PROBLEM TO SOLVE
Below are the records; locate each line with the word "cold" and copy it.

DATA FOR THIS TASK
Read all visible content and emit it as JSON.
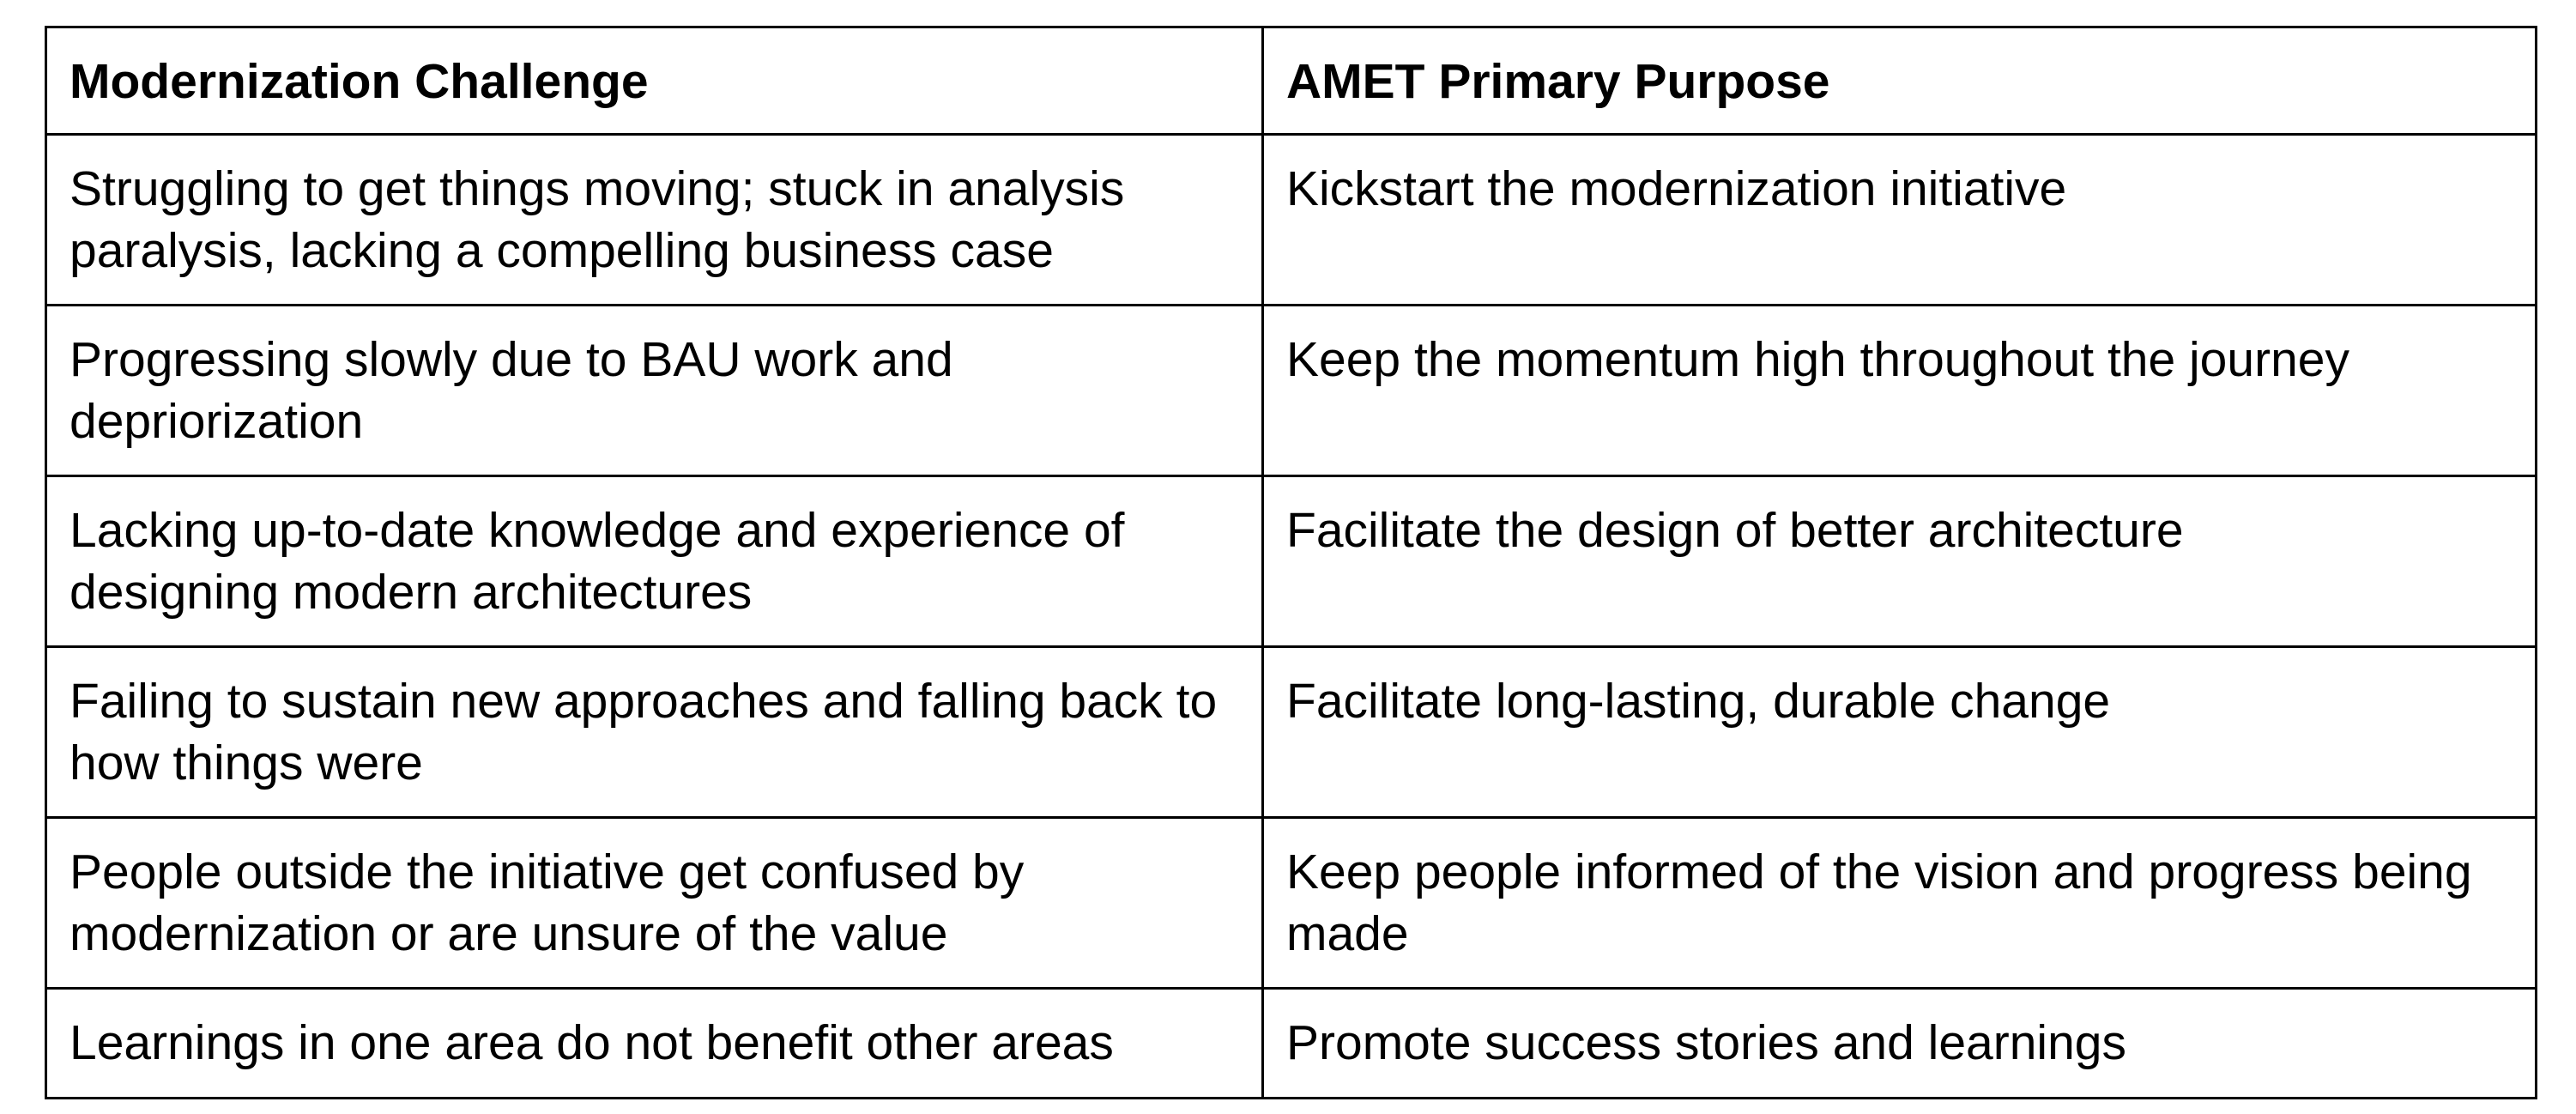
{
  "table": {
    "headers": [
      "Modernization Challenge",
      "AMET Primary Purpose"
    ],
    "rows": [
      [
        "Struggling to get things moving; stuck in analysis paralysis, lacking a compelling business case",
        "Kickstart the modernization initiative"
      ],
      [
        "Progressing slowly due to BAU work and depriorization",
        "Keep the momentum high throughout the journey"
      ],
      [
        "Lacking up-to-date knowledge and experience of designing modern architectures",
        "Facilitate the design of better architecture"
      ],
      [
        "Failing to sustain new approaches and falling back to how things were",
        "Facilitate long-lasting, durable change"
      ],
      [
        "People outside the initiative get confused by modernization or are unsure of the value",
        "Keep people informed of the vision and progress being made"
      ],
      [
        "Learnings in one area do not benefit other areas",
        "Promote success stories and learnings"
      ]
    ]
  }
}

...

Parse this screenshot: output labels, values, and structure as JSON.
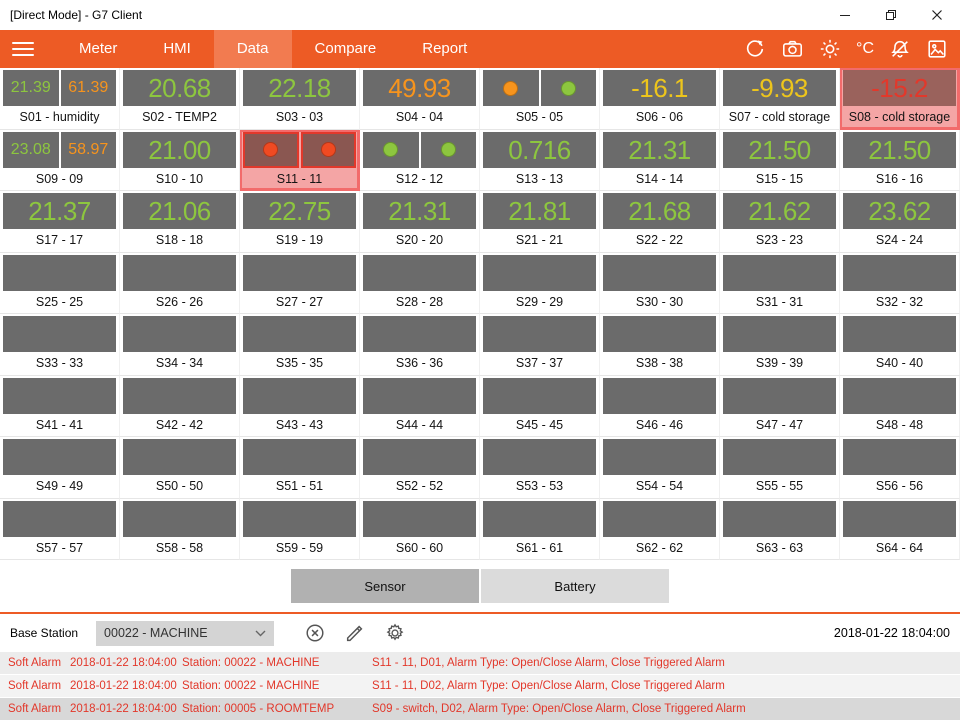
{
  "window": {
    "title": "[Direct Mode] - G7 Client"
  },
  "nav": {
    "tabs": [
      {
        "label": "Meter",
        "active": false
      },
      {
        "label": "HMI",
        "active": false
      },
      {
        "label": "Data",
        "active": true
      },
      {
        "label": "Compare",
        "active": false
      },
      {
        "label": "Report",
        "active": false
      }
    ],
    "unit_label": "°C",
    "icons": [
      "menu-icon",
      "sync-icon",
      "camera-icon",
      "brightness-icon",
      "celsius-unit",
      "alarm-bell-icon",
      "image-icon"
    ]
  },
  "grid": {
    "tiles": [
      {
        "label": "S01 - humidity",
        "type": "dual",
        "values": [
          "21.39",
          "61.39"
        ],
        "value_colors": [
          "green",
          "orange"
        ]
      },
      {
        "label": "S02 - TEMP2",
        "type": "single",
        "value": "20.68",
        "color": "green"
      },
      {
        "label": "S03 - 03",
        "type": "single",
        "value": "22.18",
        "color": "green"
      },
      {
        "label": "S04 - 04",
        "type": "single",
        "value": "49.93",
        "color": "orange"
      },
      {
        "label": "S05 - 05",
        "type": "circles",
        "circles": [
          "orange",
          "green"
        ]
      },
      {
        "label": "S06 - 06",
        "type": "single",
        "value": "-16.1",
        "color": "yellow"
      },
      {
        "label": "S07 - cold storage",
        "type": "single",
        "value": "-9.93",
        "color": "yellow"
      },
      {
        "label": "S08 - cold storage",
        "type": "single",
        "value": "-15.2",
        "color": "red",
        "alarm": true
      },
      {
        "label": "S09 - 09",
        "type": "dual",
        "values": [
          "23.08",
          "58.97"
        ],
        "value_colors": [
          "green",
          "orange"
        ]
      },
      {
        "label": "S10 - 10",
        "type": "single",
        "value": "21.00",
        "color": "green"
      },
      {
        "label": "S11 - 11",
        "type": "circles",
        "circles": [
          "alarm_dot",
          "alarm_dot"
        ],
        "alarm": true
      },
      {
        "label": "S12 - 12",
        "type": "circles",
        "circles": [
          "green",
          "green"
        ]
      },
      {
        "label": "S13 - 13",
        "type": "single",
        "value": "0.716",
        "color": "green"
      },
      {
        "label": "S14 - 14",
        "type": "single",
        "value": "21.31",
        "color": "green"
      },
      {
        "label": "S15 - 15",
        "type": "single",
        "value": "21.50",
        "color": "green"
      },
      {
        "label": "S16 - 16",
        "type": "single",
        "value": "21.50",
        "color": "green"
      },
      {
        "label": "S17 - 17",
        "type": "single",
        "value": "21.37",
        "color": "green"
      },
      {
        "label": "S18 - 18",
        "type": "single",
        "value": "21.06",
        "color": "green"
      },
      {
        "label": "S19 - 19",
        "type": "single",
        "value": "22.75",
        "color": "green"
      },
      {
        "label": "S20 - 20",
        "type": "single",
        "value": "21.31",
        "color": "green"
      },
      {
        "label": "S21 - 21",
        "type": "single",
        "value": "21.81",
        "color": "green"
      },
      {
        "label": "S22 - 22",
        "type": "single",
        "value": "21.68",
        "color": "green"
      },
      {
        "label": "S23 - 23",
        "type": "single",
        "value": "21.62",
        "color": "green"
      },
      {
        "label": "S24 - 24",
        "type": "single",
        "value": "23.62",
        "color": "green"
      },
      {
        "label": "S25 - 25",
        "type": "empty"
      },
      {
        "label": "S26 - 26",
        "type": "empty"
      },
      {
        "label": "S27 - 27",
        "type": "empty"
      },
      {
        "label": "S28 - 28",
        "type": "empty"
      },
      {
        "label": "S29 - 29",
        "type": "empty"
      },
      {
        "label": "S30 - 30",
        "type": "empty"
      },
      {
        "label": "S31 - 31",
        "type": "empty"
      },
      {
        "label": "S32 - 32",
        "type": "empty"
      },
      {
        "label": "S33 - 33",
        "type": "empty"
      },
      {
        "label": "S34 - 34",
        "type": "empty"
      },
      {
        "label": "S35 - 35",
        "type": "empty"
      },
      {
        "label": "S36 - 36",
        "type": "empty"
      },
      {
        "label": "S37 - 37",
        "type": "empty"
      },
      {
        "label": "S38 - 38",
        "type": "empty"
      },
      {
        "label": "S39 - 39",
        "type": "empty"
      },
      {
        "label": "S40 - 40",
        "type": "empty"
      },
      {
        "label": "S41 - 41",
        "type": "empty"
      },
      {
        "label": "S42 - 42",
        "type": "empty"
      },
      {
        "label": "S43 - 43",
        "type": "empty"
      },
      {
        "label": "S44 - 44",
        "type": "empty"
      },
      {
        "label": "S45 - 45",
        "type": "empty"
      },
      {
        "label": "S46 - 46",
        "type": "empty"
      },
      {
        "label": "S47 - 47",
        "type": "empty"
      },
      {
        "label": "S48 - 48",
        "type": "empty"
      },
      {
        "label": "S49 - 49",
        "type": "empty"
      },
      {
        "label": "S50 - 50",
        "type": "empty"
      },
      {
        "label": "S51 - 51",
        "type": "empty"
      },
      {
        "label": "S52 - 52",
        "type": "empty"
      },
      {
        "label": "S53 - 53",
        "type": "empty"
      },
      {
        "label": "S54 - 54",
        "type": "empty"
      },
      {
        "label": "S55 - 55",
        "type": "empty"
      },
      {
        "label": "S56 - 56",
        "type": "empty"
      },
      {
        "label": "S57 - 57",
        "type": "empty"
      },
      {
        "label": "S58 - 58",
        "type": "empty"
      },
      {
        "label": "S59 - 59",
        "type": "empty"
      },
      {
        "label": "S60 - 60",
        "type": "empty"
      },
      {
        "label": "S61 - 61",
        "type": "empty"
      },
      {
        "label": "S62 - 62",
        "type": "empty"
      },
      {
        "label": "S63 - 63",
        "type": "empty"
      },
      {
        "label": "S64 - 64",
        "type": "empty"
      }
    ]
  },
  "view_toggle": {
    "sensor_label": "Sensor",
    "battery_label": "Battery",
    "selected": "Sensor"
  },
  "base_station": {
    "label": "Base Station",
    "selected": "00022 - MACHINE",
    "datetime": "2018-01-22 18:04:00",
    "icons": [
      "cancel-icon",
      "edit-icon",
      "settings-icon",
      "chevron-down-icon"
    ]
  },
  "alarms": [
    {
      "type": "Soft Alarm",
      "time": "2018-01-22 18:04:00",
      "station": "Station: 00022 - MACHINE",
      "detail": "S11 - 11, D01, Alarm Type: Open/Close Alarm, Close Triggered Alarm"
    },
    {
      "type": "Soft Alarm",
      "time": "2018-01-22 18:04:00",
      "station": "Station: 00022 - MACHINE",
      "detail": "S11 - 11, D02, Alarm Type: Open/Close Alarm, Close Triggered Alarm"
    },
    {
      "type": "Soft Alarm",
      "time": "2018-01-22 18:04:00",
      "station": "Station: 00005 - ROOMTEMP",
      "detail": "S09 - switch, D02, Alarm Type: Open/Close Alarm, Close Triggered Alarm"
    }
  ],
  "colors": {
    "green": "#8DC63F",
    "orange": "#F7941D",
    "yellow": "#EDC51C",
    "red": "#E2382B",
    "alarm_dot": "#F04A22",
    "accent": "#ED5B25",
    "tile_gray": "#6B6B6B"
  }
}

--

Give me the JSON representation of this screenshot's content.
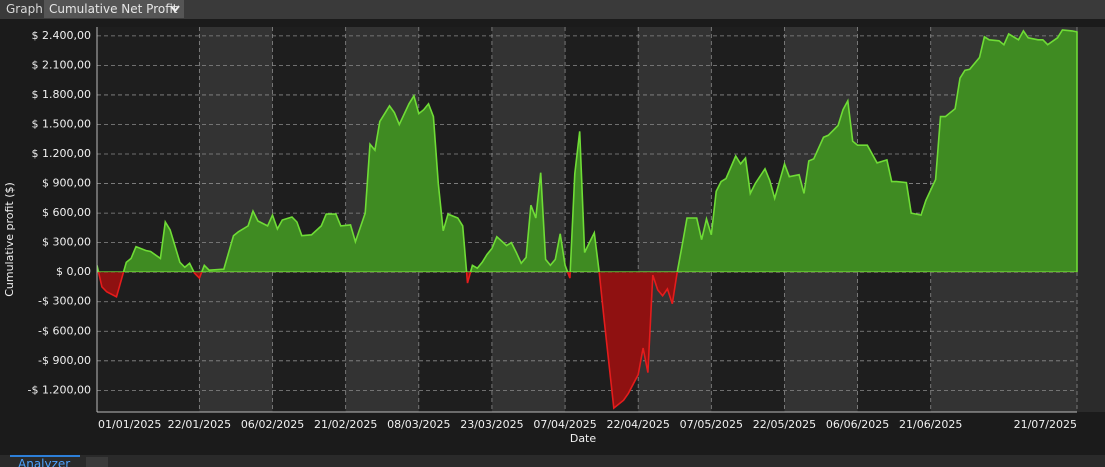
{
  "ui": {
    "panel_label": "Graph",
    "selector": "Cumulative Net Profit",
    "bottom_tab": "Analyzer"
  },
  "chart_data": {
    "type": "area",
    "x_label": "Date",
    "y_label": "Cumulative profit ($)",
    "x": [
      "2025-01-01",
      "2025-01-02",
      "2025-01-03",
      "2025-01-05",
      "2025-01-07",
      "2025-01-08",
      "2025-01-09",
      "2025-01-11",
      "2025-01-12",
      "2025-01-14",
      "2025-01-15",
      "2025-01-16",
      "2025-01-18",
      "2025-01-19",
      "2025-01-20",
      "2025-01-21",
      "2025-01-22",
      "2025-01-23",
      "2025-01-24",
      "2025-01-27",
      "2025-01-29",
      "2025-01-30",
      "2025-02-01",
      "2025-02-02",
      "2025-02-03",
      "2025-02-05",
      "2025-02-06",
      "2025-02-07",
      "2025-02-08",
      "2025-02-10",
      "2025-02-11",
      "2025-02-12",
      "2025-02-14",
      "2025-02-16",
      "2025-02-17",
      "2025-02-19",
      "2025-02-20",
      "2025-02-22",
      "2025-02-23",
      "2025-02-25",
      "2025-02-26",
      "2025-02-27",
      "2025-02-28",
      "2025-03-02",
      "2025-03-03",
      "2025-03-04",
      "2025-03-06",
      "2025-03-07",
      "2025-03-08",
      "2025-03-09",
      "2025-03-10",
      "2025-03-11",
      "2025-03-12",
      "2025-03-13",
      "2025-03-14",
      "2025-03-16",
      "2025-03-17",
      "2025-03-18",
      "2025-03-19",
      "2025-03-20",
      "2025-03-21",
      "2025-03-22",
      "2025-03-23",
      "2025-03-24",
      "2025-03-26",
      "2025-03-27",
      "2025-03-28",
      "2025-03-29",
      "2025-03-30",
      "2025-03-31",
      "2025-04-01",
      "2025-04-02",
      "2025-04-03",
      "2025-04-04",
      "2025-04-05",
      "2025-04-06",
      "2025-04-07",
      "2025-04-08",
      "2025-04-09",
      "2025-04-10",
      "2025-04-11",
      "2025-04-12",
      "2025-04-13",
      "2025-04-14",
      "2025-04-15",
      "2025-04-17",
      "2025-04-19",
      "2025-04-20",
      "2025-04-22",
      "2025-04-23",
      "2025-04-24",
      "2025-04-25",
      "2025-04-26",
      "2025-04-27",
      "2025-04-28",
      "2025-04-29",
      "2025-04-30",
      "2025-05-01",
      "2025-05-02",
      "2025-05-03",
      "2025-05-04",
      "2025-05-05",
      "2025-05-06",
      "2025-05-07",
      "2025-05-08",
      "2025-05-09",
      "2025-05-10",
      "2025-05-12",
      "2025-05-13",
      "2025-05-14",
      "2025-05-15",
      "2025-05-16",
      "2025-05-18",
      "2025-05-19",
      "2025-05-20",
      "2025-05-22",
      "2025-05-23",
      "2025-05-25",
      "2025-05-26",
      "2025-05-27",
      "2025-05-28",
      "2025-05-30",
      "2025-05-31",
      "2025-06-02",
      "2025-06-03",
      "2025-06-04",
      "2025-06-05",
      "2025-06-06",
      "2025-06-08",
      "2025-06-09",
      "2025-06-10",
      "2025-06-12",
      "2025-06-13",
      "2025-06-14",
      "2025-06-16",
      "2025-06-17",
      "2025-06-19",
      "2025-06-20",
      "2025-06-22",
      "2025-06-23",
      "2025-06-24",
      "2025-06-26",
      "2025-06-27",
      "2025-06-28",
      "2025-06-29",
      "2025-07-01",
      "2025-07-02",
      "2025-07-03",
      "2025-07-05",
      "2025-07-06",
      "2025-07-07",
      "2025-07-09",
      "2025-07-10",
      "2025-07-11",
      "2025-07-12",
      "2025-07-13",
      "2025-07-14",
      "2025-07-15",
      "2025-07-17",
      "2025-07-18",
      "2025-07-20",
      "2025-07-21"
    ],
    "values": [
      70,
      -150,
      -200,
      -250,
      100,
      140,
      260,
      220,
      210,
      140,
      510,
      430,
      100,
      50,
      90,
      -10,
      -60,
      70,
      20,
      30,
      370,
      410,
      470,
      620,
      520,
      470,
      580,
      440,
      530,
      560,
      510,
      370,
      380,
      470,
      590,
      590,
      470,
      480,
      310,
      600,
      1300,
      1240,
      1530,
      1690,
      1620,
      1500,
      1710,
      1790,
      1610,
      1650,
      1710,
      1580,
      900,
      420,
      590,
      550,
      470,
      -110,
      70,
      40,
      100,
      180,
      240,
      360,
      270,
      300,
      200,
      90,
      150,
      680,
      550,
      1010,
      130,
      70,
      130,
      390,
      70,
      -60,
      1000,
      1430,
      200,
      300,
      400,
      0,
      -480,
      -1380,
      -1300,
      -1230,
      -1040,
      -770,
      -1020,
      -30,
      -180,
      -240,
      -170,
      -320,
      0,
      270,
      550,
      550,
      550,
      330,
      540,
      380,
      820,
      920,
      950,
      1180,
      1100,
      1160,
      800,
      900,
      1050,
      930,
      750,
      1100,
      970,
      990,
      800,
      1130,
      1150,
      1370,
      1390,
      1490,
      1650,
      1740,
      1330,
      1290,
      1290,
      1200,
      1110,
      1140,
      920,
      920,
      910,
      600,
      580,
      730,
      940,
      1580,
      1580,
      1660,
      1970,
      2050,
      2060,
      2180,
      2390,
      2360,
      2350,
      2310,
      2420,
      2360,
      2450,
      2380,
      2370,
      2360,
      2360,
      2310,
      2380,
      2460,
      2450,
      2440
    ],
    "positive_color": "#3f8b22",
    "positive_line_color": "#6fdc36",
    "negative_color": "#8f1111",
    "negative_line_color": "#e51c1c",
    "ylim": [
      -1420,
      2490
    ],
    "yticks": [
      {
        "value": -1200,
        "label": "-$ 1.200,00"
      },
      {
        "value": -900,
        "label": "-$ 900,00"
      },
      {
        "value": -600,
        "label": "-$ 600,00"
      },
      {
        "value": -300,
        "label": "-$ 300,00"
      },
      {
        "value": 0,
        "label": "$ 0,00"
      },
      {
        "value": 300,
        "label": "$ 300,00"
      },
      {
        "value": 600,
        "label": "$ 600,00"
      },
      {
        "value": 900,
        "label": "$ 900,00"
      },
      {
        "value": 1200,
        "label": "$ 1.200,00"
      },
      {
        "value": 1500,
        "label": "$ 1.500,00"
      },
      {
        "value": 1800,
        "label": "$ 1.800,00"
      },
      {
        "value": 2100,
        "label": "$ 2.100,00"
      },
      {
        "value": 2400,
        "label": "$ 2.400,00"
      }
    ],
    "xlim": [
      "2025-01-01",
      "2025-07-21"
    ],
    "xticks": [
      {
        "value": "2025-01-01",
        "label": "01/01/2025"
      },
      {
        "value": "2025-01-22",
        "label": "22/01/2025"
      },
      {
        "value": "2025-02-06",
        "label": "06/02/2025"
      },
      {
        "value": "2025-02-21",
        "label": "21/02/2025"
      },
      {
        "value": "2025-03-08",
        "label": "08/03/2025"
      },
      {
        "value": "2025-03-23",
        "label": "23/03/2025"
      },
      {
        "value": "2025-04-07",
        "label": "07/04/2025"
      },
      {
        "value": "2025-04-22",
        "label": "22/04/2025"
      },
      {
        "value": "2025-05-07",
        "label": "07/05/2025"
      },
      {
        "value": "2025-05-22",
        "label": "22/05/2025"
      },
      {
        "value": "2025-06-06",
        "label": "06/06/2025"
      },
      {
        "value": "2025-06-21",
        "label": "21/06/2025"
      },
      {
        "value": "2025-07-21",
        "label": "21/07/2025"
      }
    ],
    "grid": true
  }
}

TASK OUTPUT
        "label": "S07 - cold storage",
        "label": "S08 - cold storage",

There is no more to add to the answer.